• **Material supplied**

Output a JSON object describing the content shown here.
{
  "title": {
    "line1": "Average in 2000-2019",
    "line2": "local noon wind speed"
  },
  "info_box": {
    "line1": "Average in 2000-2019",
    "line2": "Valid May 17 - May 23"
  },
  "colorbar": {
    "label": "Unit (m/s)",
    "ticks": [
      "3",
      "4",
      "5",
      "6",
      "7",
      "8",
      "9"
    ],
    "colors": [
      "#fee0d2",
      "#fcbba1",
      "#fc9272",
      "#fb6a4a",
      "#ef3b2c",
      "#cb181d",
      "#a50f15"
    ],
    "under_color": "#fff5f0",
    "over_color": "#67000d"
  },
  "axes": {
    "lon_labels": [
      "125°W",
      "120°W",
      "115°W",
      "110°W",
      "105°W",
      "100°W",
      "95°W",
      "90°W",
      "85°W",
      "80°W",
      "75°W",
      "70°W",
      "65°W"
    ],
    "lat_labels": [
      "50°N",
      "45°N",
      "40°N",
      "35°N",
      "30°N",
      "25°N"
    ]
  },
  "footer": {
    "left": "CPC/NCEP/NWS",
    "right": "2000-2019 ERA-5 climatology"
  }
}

• **Aim of the task**
Make an exact copy of all the data.

• **Complete answer**
Output a JSON object describing the content shown here.
{
  "title": {
    "line1": "Average in 2000-2019",
    "line2": "local noon wind speed"
  },
  "info_box": {
    "line1": "Average in 2000-2019",
    "line2": "Valid May 17 - May 23"
  },
  "colorbar": {
    "label": "Unit (m/s)",
    "ticks": [
      "3",
      "4",
      "5",
      "6",
      "7",
      "8",
      "9"
    ],
    "colors": [
      "#fee0d2",
      "#fcbba1",
      "#fc9272",
      "#fb6a4a",
      "#ef3b2c",
      "#cb181d",
      "#a50f15"
    ],
    "under_color": "#fff5f0",
    "over_color": "#67000d"
  },
  "axes": {
    "lon_labels": [
      "125°W",
      "120°W",
      "115°W",
      "110°W",
      "105°W",
      "100°W",
      "95°W",
      "90°W",
      "85°W",
      "80°W",
      "75°W",
      "70°W",
      "65°W"
    ],
    "lat_labels": [
      "50°N",
      "45°N",
      "40°N",
      "35°N",
      "30°N",
      "25°N"
    ]
  },
  "footer": {
    "left": "CPC/NCEP/NWS",
    "right": "2000-2019 ERA-5 climatology"
  }
}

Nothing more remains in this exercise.